--- start RECORDS TO USE ---

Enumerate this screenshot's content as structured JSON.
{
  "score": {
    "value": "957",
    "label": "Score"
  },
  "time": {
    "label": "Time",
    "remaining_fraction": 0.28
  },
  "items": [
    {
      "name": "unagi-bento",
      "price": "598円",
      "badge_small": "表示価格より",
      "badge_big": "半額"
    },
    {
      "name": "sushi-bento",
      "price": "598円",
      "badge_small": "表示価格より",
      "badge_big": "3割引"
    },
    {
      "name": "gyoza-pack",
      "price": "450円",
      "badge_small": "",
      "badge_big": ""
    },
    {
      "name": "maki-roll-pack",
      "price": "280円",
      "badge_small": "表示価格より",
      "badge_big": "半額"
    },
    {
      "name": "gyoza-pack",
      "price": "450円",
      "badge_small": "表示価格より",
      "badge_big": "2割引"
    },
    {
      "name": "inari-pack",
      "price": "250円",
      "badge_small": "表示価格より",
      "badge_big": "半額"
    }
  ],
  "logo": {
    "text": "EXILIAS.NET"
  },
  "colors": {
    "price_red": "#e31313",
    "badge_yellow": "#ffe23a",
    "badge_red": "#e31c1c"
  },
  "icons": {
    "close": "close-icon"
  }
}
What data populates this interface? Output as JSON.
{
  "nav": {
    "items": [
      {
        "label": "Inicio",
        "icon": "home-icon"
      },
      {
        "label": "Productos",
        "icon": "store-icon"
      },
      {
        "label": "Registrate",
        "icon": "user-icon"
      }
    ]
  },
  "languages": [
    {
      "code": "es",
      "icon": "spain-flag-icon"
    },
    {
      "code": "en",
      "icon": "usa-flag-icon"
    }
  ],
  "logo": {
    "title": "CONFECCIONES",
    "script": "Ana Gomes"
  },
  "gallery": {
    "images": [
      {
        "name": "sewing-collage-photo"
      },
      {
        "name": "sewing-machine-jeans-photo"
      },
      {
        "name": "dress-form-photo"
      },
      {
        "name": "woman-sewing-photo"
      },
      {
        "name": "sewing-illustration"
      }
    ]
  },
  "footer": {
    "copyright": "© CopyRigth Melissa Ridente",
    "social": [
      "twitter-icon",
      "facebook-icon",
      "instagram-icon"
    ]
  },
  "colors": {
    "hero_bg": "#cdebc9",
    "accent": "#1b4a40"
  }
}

--- end RECORDS TO USE ---

▶ [EXERCISE]
Print every entry exactly as it appears.

▶ [THE ANSWER]
Enumerate this screenshot's content as structured JSON.
{
  "score": {
    "value": "957",
    "label": "Score"
  },
  "time": {
    "label": "Time",
    "remaining_fraction": 0.28
  },
  "items": [
    {
      "name": "unagi-bento",
      "price": "598円",
      "badge_small": "表示価格より",
      "badge_big": "半額"
    },
    {
      "name": "sushi-bento",
      "price": "598円",
      "badge_small": "表示価格より",
      "badge_big": "3割引"
    },
    {
      "name": "gyoza-pack",
      "price": "450円",
      "badge_small": "",
      "badge_big": ""
    },
    {
      "name": "maki-roll-pack",
      "price": "280円",
      "badge_small": "表示価格より",
      "badge_big": "半額"
    },
    {
      "name": "gyoza-pack",
      "price": "450円",
      "badge_small": "表示価格より",
      "badge_big": "2割引"
    },
    {
      "name": "inari-pack",
      "price": "250円",
      "badge_small": "表示価格より",
      "badge_big": "半額"
    }
  ],
  "logo": {
    "text": "EXILIAS.NET"
  },
  "colors": {
    "price_red": "#e31313",
    "badge_yellow": "#ffe23a",
    "badge_red": "#e31c1c"
  },
  "icons": {
    "close": "close-icon"
  }
}
What data populates this interface? Output as JSON.
{
  "nav": {
    "items": [
      {
        "label": "Inicio",
        "icon": "home-icon"
      },
      {
        "label": "Productos",
        "icon": "store-icon"
      },
      {
        "label": "Registrate",
        "icon": "user-icon"
      }
    ]
  },
  "languages": [
    {
      "code": "es",
      "icon": "spain-flag-icon"
    },
    {
      "code": "en",
      "icon": "usa-flag-icon"
    }
  ],
  "logo": {
    "title": "CONFECCIONES",
    "script": "Ana Gomes"
  },
  "gallery": {
    "images": [
      {
        "name": "sewing-collage-photo"
      },
      {
        "name": "sewing-machine-jeans-photo"
      },
      {
        "name": "dress-form-photo"
      },
      {
        "name": "woman-sewing-photo"
      },
      {
        "name": "sewing-illustration"
      }
    ]
  },
  "footer": {
    "copyright": "© CopyRigth Melissa Ridente",
    "social": [
      "twitter-icon",
      "facebook-icon",
      "instagram-icon"
    ]
  },
  "colors": {
    "hero_bg": "#cdebc9",
    "accent": "#1b4a40"
  }
}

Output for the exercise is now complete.